> The problem:
Return the data below exactly, please, but drop the pictures.

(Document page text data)
"""
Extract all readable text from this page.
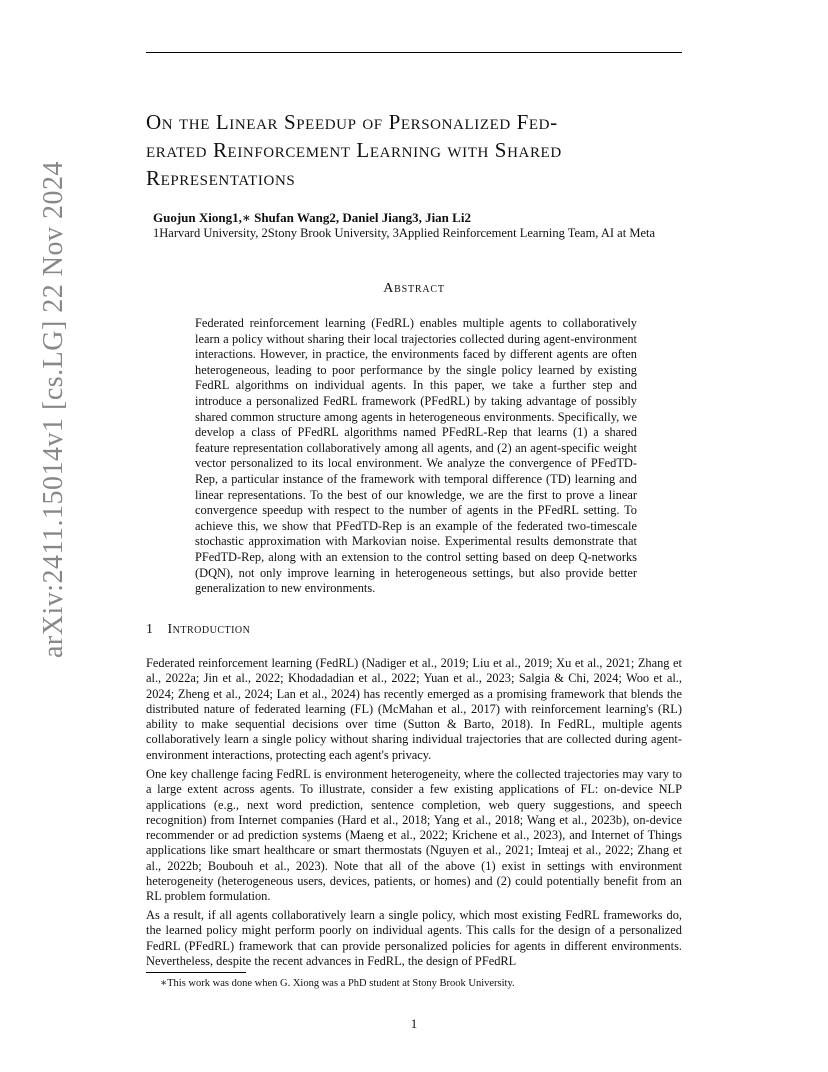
arXiv:2411.15014v1 [cs.LG] 22 Nov 2024
On the Linear Speedup of Personalized Fed-
erated Reinforcement Learning with Shared
Representations
Guojun Xiong1,∗ Shufan Wang2, Daniel Jiang3, Jian Li2
1Harvard University, 2Stony Brook University, 3Applied Reinforcement Learning Team, AI at Meta
Abstract

Federated reinforcement learning (FedRL) enables multiple agents to collaboratively learn a policy without sharing their local trajectories collected during agent-environment interactions. However, in practice, the environments faced by different agents are often heterogeneous, leading to poor performance by the single policy learned by existing FedRL algorithms on individual agents. In this paper, we take a further step and introduce a personalized FedRL framework (PFedRL) by taking advantage of possibly shared common structure among agents in heterogeneous environments. Specifically, we develop a class of PFedRL algorithms named PFedRL-Rep that learns (1) a shared feature representation collaboratively among all agents, and (2) an agent-specific weight vector personalized to its local environment. We analyze the convergence of PFedTD-Rep, a particular instance of the framework with temporal difference (TD) learning and linear representations. To the best of our knowledge, we are the first to prove a linear convergence speedup with respect to the number of agents in the PFedRL setting. To achieve this, we show that PFedTD-Rep is an example of the federated two-timescale stochastic approximation with Markovian noise. Experimental results demonstrate that PFedTD-Rep, along with an extension to the control setting based on deep Q-networks (DQN), not only improve learning in heterogeneous settings, but also provide better generalization to new environments.

1 Introduction

Federated reinforcement learning (FedRL) (Nadiger et al., 2019; Liu et al., 2019; Xu et al., 2021; Zhang et al., 2022a; Jin et al., 2022; Khodadadian et al., 2022; Yuan et al., 2023; Salgia & Chi, 2024; Woo et al., 2024; Zheng et al., 2024; Lan et al., 2024) has recently emerged as a promising framework that blends the distributed nature of federated learning (FL) (McMahan et al., 2017) with reinforcement learning's (RL) ability to make sequential decisions over time (Sutton & Barto, 2018). In FedRL, multiple agents collaboratively learn a single policy without sharing individual trajectories that are collected during agent-environment interactions, protecting each agent's privacy.

One key challenge facing FedRL is environment heterogeneity, where the collected trajectories may vary to a large extent across agents. To illustrate, consider a few existing applications of FL: on-device NLP applications (e.g., next word prediction, sentence completion, web query suggestions, and speech recognition) from Internet companies (Hard et al., 2018; Yang et al., 2018; Wang et al., 2023b), on-device recommender or ad prediction systems (Maeng et al., 2022; Krichene et al., 2023), and Internet of Things applications like smart healthcare or smart thermostats (Nguyen et al., 2021; Imteaj et al., 2022; Zhang et al., 2022b; Boubouh et al., 2023). Note that all of the above (1) exist in settings with environment heterogeneity (heterogeneous users, devices, patients, or homes) and (2) could potentially benefit from an RL problem formulation.

As a result, if all agents collaboratively learn a single policy, which most existing FedRL frameworks do, the learned policy might perform poorly on individual agents. This calls for the design of a personalized FedRL (PFedRL) framework that can provide personalized policies for agents in different environments. Nevertheless, despite the recent advances in FedRL, the design of PFedRL

∗This work was done when G. Xiong was a PhD student at Stony Brook University.
1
"""
> Output of the exercise:
Extract all readable text from this page.
arXiv:2411.15014v1 [cs.LG] 22 Nov 2024
On the Linear Speedup of Personalized Fed-
erated Reinforcement Learning with Shared
Representations
Guojun Xiong1,∗ Shufan Wang2, Daniel Jiang3, Jian Li2
1Harvard University, 2Stony Brook University, 3Applied Reinforcement Learning Team, AI at Meta
Abstract

Federated reinforcement learning (FedRL) enables multiple agents to collaboratively learn a policy without sharing their local trajectories collected during agent-environment interactions. However, in practice, the environments faced by different agents are often heterogeneous, leading to poor performance by the single policy learned by existing FedRL algorithms on individual agents. In this paper, we take a further step and introduce a personalized FedRL framework (PFedRL) by taking advantage of possibly shared common structure among agents in heterogeneous environments. Specifically, we develop a class of PFedRL algorithms named PFedRL-Rep that learns (1) a shared feature representation collaboratively among all agents, and (2) an agent-specific weight vector personalized to its local environment. We analyze the convergence of PFedTD-Rep, a particular instance of the framework with temporal difference (TD) learning and linear representations. To the best of our knowledge, we are the first to prove a linear convergence speedup with respect to the number of agents in the PFedRL setting. To achieve this, we show that PFedTD-Rep is an example of the federated two-timescale stochastic approximation with Markovian noise. Experimental results demonstrate that PFedTD-Rep, along with an extension to the control setting based on deep Q-networks (DQN), not only improve learning in heterogeneous settings, but also provide better generalization to new environments.

1 Introduction

Federated reinforcement learning (FedRL) (Nadiger et al., 2019; Liu et al., 2019; Xu et al., 2021; Zhang et al., 2022a; Jin et al., 2022; Khodadadian et al., 2022; Yuan et al., 2023; Salgia & Chi, 2024; Woo et al., 2024; Zheng et al., 2024; Lan et al., 2024) has recently emerged as a promising framework that blends the distributed nature of federated learning (FL) (McMahan et al., 2017) with reinforcement learning's (RL) ability to make sequential decisions over time (Sutton & Barto, 2018). In FedRL, multiple agents collaboratively learn a single policy without sharing individual trajectories that are collected during agent-environment interactions, protecting each agent's privacy.

One key challenge facing FedRL is environment heterogeneity, where the collected trajectories may vary to a large extent across agents. To illustrate, consider a few existing applications of FL: on-device NLP applications (e.g., next word prediction, sentence completion, web query suggestions, and speech recognition) from Internet companies (Hard et al., 2018; Yang et al., 2018; Wang et al., 2023b), on-device recommender or ad prediction systems (Maeng et al., 2022; Krichene et al., 2023), and Internet of Things applications like smart healthcare or smart thermostats (Nguyen et al., 2021; Imteaj et al., 2022; Zhang et al., 2022b; Boubouh et al., 2023). Note that all of the above (1) exist in settings with environment heterogeneity (heterogeneous users, devices, patients, or homes) and (2) could potentially benefit from an RL problem formulation.

As a result, if all agents collaboratively learn a single policy, which most existing FedRL frameworks do, the learned policy might perform poorly on individual agents. This calls for the design of a personalized FedRL (PFedRL) framework that can provide personalized policies for agents in different environments. Nevertheless, despite the recent advances in FedRL, the design of PFedRL

∗This work was done when G. Xiong was a PhD student at Stony Brook University.
1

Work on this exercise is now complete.